● **PROBLEM TO SOLVE**
Out of the lines below, please list those that hold the string "Classement".

● **LISTED ENTRIES**

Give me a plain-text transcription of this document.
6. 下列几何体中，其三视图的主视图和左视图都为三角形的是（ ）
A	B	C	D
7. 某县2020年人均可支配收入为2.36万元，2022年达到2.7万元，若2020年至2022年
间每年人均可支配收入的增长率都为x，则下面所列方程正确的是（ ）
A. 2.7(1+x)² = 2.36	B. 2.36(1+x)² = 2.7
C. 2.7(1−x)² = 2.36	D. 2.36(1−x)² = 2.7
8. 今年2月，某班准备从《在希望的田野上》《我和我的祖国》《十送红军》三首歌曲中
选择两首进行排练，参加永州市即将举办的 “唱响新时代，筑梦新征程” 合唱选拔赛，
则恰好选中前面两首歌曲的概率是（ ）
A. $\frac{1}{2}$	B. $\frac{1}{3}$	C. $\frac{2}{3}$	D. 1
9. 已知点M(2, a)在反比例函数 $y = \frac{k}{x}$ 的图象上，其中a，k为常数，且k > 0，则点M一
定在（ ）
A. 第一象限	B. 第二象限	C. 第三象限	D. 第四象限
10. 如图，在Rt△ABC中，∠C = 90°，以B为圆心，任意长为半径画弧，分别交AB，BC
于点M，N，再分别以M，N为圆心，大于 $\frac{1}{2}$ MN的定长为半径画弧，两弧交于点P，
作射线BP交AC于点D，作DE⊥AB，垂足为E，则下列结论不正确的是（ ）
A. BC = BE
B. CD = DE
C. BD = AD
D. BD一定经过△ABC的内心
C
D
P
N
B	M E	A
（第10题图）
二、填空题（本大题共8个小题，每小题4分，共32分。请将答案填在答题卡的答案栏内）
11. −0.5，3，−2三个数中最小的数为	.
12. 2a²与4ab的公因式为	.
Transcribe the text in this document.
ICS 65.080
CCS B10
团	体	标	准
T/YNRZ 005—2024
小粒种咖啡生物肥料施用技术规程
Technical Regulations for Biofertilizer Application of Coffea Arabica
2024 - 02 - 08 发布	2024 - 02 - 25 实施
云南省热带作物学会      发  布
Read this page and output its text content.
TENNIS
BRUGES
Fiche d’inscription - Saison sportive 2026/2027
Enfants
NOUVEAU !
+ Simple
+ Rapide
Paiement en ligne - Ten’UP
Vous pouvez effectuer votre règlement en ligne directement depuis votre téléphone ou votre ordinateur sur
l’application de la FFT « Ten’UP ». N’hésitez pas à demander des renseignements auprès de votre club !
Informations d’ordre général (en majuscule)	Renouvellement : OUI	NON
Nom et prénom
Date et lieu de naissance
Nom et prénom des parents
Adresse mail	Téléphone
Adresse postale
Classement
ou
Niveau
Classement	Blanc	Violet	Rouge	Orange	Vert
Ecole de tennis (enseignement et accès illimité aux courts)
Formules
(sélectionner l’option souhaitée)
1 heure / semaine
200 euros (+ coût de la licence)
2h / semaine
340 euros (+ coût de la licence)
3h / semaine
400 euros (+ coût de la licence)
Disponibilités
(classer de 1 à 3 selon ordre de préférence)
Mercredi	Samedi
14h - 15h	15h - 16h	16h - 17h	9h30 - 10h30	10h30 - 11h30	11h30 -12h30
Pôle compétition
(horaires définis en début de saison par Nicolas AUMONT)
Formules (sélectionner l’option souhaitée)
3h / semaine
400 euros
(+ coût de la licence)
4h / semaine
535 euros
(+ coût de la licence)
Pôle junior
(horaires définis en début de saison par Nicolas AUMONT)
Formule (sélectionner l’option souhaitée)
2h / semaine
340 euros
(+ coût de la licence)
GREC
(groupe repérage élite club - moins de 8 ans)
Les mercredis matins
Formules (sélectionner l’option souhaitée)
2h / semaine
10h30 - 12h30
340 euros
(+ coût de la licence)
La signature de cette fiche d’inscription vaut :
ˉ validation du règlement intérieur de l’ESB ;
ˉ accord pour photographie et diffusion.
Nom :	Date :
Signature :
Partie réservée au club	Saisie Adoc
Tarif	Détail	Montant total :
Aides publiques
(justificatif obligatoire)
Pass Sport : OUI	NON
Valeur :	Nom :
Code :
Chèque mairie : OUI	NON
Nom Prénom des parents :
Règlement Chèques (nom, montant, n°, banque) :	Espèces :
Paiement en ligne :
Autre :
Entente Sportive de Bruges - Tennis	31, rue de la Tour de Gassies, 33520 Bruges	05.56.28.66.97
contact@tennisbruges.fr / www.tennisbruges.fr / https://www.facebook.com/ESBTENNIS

● **OUTPUT FOR THIS EXERCISE**
Classement
Classement	Blanc	Violet	Rouge	Orange	Vert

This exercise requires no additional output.